__Stated problem__. Find every line below that contains the word "Merit" and copy it out.

↓

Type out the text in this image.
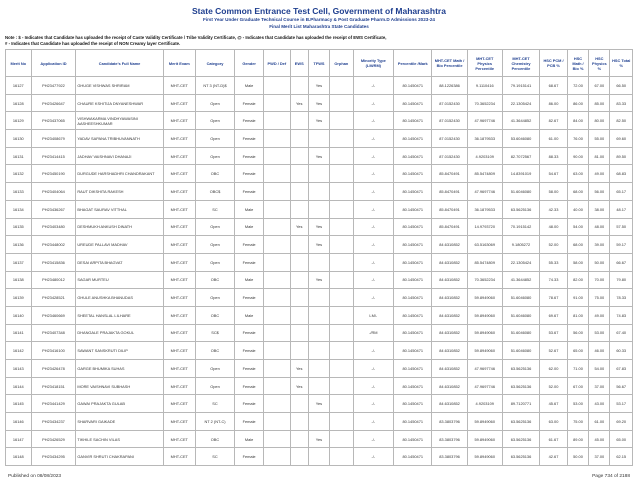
State Common Entrance Test Cell, Government of Maharashtra
First Year Under Graduate Technical Course in B.Pharmacy & Post Graduate Pharm.D Admissions 2023-24
Final Merit List Maharashtra State Candidates
Note : $ - Indicates that Candidate has uploaded the receipt of Caste Validity Certificate / Tribe Validity Certificate, @ - Indicates that Candidate has uploaded the receipt of EWS Certificate,
# - Indicates that Candidate has uploaded the receipt of NON Creamy layer Certificate.
Merit No	Application ID	Candidate's Full Name	Merit Exam	Category	Gender	PWD / Def	EWS	TFWS	Orphan	Minority Type (LM/RM)	Percentile /Mark	MHT-CET Math / Bio Percentile	MHT-CET Physics Percentile	MHT-CET Chemistry Percentile	HSC PCM / PCB %	HSC Math / Bio %	HSC Physics %	HSC Total %
16127	PH23477922	GHUGE VISHWAS SHRIRAM	MHT-CET	NT 3 (NT-D)$	Male			Yes		-/-	80.1450471	88.1226386	9.1110416	79.1915141	68.67	72.00	67.00	66.50
16128	PH23426647	CHAURE KSHITIJA DNYANESHWAR	MHT-CET	Open	Female		Yes	Yes		-/-	80.1450471	87.0152430	70.3652234	22.1305424	86.00	86.00	85.00	83.33
16129	PH23437065	VISHWAKARMA VINDHYAWASINI AASHEESHKUMAR	MHT-CET	Open	Female			Yes		-/-	80.1450471	87.0152430	47.9697746	41.3644852	82.67	84.00	80.00	82.50
16130	PH23408679	YADAV SAPANA TRIBHUVANNATH	MHT-CET	Open	Female					-/-	80.1450471	87.0152430	36.1879533	53.6046080	61.00	76.00	55.00	69.60
16131	PH23414415	JADHAV VAISHNAVI DHANAJI	MHT-CET	Open	Female			Yes		-/-	80.1450471	87.0152430	4.9203109	82.7072567	88.33	90.00	81.00	89.50
16132	PH23450190	DURGUDE HARSHADHRI CHANDRAKANT	MHT-CET	OBC	Female					-/-	80.1450471	85.8470491	85.5474809	14.8391019	54.67	63.00	49.00	68.83
16133	PH23404064	RAUT DIKSHITA RAKESH	MHT-CET	OBC$	Female					-/-	80.1450471	85.8470491	47.9697746	51.6046080	58.00	68.00	56.00	65.17
16134	PH23436267	BHAGAT SAURAV VITTHAL	MHT-CET	SC	Male					-/-	80.1450471	85.8470491	36.1879533	63.5625136	42.33	40.00	38.00	48.17
16135	PH23403480	DESHMUKH ANKUSH DINATH	MHT-CET	Open	Male		Yes	Yes		-/-	80.1450471	85.8470491	14.9793720	70.1915142	48.00	54.00	48.00	57.50
16136	PH23448002	UREUDE PALLAVI MADHAV	MHT-CET	Open	Female			Yes		-/-	80.1450471	84.6310852	63.5163069	9.1805272	52.00	68.00	39.00	59.17
16137	PH23415836	DESAI ARPITA BHAGVAT	MHT-CET	Open	Female					-/-	80.1450471	84.6310852	85.5474809	22.1305424	55.33	58.00	50.00	66.67
16138	PH23480012	SAGAR MURTEU	MHT-CET	OBC	Male			Yes		-/-	80.1450471	84.6310852	70.3652234	41.3644852	74.33	82.00	70.00	79.80
16139	PH23428521	GHULE ANUSHKA BHANUDAS	MHT-CET	Open	Female					-/-	80.1450471	84.6310852	59.8949060	51.6046080	78.67	91.00	75.00	78.33
16140	PH23460669	SHEETAL HANSLAL LILHARE	MHT-CET	OBC	Male					LM/-	80.1450471	84.6310852	59.8949060	51.6046080	69.67	81.00	49.00	74.83
16141	PH23407348	DHANGALE PRAJAKTA GOKUL	MHT-CET	SC$	Female					-/RM	80.1450471	84.6310852	59.8949060	51.6046080	53.67	56.00	53.00	67.40
16142	PH23416100	SAWANT SANSKRUTI DILIP	MHT-CET	OBC	Female					-/-	80.1450471	84.6310852	59.8949060	51.6046080	52.67	65.00	46.00	60.33
16143	PH23426478	GARGE BHUMIKA SUHAS	MHT-CET	Open	Female		Yes			-/-	80.1450471	84.6310852	47.9697746	63.5625136	62.00	71.00	54.00	67.83
16144	PH23418151	MORE VAISHNAVI SUBHASH	MHT-CET	Open	Female		Yes			-/-	80.1450471	84.6310852	47.9697746	63.5625136	52.00	67.00	37.00	56.67
16145	PH23441429	GAWAI PRAJAKTA GULAB	MHT-CET	SC	Female			Yes		-/-	80.1450471	84.6310852	4.9203109	89.7120771	45.67	53.00	43.00	53.17
16146	PH23434237	SHARVARI GAIKADE	MHT-CET	NT 2 (NT-C)	Female					-/-	80.1450471	83.3803796	59.8949060	63.5625136	63.00	75.00	61.00	69.20
16147	PH23426529	TIKHILE SACHIN VILAS	MHT-CET	OBC	Male			Yes		-/-	80.1450471	83.3803796	59.8949060	63.5625136	61.67	89.00	45.00	65.00
16148	PH23434295	GANVIR SHRUTI CHAKRAPANI	MHT-CET	SC	Female					-/-	80.1450471	83.3803796	59.8949060	63.5625136	42.67	50.00	37.00	62.15
Published on 08/08/2023	Page 734 of 2188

↑

__Exercise response__.
Final Merit List Maharashtra State Candidates
Merit No	Application ID	Candidate's Full Name	Merit Exam	Category	Gender	PWD / Def	EWS	TFWS	Orphan	Minority Type (LM/RM)	Percentile /Mark	MHT-CET Math / Bio Percentile	MHT-CET Physics Percentile	MHT-CET Chemistry Percentile	HSC PCM / PCB %	HSC Math / Bio %	HSC Physics %	HSC Total %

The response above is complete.